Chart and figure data
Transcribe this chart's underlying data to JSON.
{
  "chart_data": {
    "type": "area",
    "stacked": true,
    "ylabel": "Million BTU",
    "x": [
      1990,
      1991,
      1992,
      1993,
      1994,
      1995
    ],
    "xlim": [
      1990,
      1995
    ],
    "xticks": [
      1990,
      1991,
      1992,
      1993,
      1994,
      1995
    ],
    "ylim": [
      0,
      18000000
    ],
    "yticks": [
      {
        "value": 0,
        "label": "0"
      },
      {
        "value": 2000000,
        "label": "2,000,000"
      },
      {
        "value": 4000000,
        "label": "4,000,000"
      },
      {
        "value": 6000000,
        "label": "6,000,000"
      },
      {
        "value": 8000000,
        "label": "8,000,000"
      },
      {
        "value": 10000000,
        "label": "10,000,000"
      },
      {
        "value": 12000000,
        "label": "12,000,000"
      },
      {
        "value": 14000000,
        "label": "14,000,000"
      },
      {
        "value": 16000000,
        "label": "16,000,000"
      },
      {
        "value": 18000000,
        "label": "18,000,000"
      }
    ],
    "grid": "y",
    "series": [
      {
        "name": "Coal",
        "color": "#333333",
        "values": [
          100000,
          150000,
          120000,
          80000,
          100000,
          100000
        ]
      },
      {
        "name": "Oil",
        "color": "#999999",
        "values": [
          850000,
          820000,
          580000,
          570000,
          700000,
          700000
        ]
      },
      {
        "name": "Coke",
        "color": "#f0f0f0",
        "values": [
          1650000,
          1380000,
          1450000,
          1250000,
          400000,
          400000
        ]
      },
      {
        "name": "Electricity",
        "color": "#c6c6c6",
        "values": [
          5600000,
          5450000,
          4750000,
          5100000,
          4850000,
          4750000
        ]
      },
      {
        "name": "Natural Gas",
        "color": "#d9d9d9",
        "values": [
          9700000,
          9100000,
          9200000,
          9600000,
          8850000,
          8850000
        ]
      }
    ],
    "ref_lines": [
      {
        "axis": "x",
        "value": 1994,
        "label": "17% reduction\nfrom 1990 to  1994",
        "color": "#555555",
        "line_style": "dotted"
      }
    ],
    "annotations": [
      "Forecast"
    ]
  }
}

To be done | Every entry above needs to be quoted exactly.

Exercise solution |
Transcribe this chart's underlying data to JSON.
{
  "chart_data": {
    "type": "area",
    "stacked": true,
    "ylabel": "Million BTU",
    "x": [
      1990,
      1991,
      1992,
      1993,
      1994,
      1995
    ],
    "xlim": [
      1990,
      1995
    ],
    "xticks": [
      1990,
      1991,
      1992,
      1993,
      1994,
      1995
    ],
    "ylim": [
      0,
      18000000
    ],
    "yticks": [
      {
        "value": 0,
        "label": "0"
      },
      {
        "value": 2000000,
        "label": "2,000,000"
      },
      {
        "value": 4000000,
        "label": "4,000,000"
      },
      {
        "value": 6000000,
        "label": "6,000,000"
      },
      {
        "value": 8000000,
        "label": "8,000,000"
      },
      {
        "value": 10000000,
        "label": "10,000,000"
      },
      {
        "value": 12000000,
        "label": "12,000,000"
      },
      {
        "value": 14000000,
        "label": "14,000,000"
      },
      {
        "value": 16000000,
        "label": "16,000,000"
      },
      {
        "value": 18000000,
        "label": "18,000,000"
      }
    ],
    "grid": "y",
    "series": [
      {
        "name": "Coal",
        "color": "#333333",
        "values": [
          100000,
          150000,
          120000,
          80000,
          100000,
          100000
        ]
      },
      {
        "name": "Oil",
        "color": "#999999",
        "values": [
          850000,
          820000,
          580000,
          570000,
          700000,
          700000
        ]
      },
      {
        "name": "Coke",
        "color": "#f0f0f0",
        "values": [
          1650000,
          1380000,
          1450000,
          1250000,
          400000,
          400000
        ]
      },
      {
        "name": "Electricity",
        "color": "#c6c6c6",
        "values": [
          5600000,
          5450000,
          4750000,
          5100000,
          4850000,
          4750000
        ]
      },
      {
        "name": "Natural Gas",
        "color": "#d9d9d9",
        "values": [
          9700000,
          9100000,
          9200000,
          9600000,
          8850000,
          8850000
        ]
      }
    ],
    "ref_lines": [
      {
        "axis": "x",
        "value": 1994,
        "label": "17% reduction\nfrom 1990 to  1994",
        "color": "#555555",
        "line_style": "dotted"
      }
    ],
    "annotations": [
      "Forecast"
    ]
  }
}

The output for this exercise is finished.